======== Information provided ========

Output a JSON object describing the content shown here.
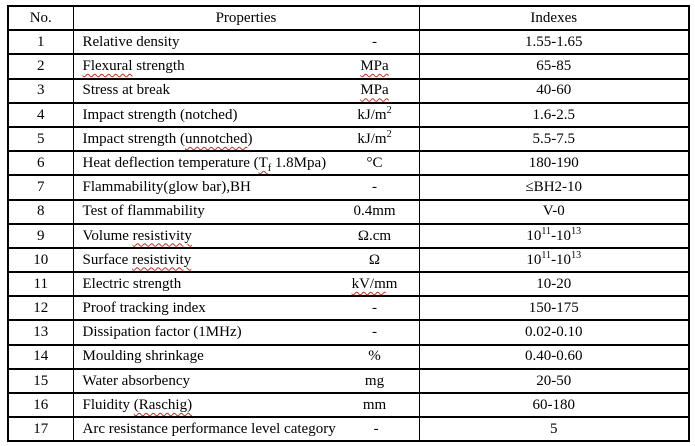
{
  "colors": {
    "border": "#000000",
    "text": "#000000",
    "spellcheck_squiggle": "#cc2a1e",
    "background": "#ffffff"
  },
  "table": {
    "headers": {
      "no": "No.",
      "properties": "Properties",
      "indexes": "Indexes"
    },
    "rows": [
      {
        "no": "1",
        "name": [
          {
            "t": "Relative density"
          }
        ],
        "unit": [
          {
            "t": "-"
          }
        ],
        "index": [
          {
            "t": "1.55-1.65"
          }
        ]
      },
      {
        "no": "2",
        "name": [
          {
            "t": "Flexural",
            "sq": true
          },
          {
            "t": " strength"
          }
        ],
        "unit": [
          {
            "t": "MPa",
            "sq": true
          }
        ],
        "index": [
          {
            "t": "65-85"
          }
        ]
      },
      {
        "no": "3",
        "name": [
          {
            "t": "Stress at break"
          }
        ],
        "unit": [
          {
            "t": "MPa",
            "sq": true
          }
        ],
        "index": [
          {
            "t": "40-60"
          }
        ]
      },
      {
        "no": "4",
        "name": [
          {
            "t": "Impact strength (notched)"
          }
        ],
        "unit": [
          {
            "t": "kJ/m"
          },
          {
            "t": "2",
            "sup": true
          }
        ],
        "index": [
          {
            "t": "1.6-2.5"
          }
        ]
      },
      {
        "no": "5",
        "name": [
          {
            "t": "Impact strength ("
          },
          {
            "t": "unnotched",
            "sq": true
          },
          {
            "t": ")"
          }
        ],
        "unit": [
          {
            "t": "kJ/m"
          },
          {
            "t": "2",
            "sup": true
          }
        ],
        "index": [
          {
            "t": "5.5-7.5"
          }
        ]
      },
      {
        "no": "6",
        "name": [
          {
            "t": "Heat deflection temperature ("
          },
          {
            "t": "T",
            "sq": true
          },
          {
            "t": "f",
            "sub": true,
            "sq": true
          },
          {
            "t": " 1.8Mpa)"
          }
        ],
        "unit": [
          {
            "t": "°C"
          }
        ],
        "index": [
          {
            "t": "180-190"
          }
        ]
      },
      {
        "no": "7",
        "name": [
          {
            "t": "Flammability(glow bar),BH"
          }
        ],
        "unit": [
          {
            "t": "-"
          }
        ],
        "index": [
          {
            "t": "≤BH2-10"
          }
        ]
      },
      {
        "no": "8",
        "name": [
          {
            "t": "Test of flammability"
          }
        ],
        "unit": [
          {
            "t": "0.4mm"
          }
        ],
        "index": [
          {
            "t": "V-0"
          }
        ]
      },
      {
        "no": "9",
        "name": [
          {
            "t": "Volume "
          },
          {
            "t": "resistivity",
            "sq": true
          }
        ],
        "unit": [
          {
            "t": "Ω.cm"
          }
        ],
        "index": [
          {
            "t": "10"
          },
          {
            "t": "11",
            "sup": true
          },
          {
            "t": "-10"
          },
          {
            "t": "13",
            "sup": true
          }
        ]
      },
      {
        "no": "10",
        "name": [
          {
            "t": "Surface "
          },
          {
            "t": "resistivity",
            "sq": true
          }
        ],
        "unit": [
          {
            "t": "Ω"
          }
        ],
        "index": [
          {
            "t": "10"
          },
          {
            "t": "11",
            "sup": true
          },
          {
            "t": "-10"
          },
          {
            "t": "13",
            "sup": true
          }
        ]
      },
      {
        "no": "11",
        "name": [
          {
            "t": "Electric strength"
          }
        ],
        "unit": [
          {
            "t": "kV/m",
            "sq": true
          },
          {
            "t": "m"
          }
        ],
        "index": [
          {
            "t": "10-20"
          }
        ]
      },
      {
        "no": "12",
        "name": [
          {
            "t": "Proof tracking index"
          }
        ],
        "unit": [
          {
            "t": "-"
          }
        ],
        "index": [
          {
            "t": "150-175"
          }
        ]
      },
      {
        "no": "13",
        "name": [
          {
            "t": "Dissipation factor (1MHz)"
          }
        ],
        "unit": [
          {
            "t": "-"
          }
        ],
        "index": [
          {
            "t": "0.02-0.10"
          }
        ]
      },
      {
        "no": "14",
        "name": [
          {
            "t": "Moulding shrinkage"
          }
        ],
        "unit": [
          {
            "t": "%"
          }
        ],
        "index": [
          {
            "t": "0.40-0.60"
          }
        ]
      },
      {
        "no": "15",
        "name": [
          {
            "t": "Water absorbency"
          }
        ],
        "unit": [
          {
            "t": "mg"
          }
        ],
        "index": [
          {
            "t": "20-50"
          }
        ]
      },
      {
        "no": "16",
        "name": [
          {
            "t": "Fluidity "
          },
          {
            "t": "(Raschig)",
            "sq": true
          }
        ],
        "unit": [
          {
            "t": "mm"
          }
        ],
        "index": [
          {
            "t": "60-180"
          }
        ]
      },
      {
        "no": "17",
        "name": [
          {
            "t": "Arc resistance performance level category"
          }
        ],
        "unit": [
          {
            "t": "-"
          }
        ],
        "index": [
          {
            "t": "5"
          }
        ]
      }
    ]
  }
}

========

Work to complete
Each line that has the word "Impact" counts once. How many such lines are in the data? Give the number alone.

Full response
2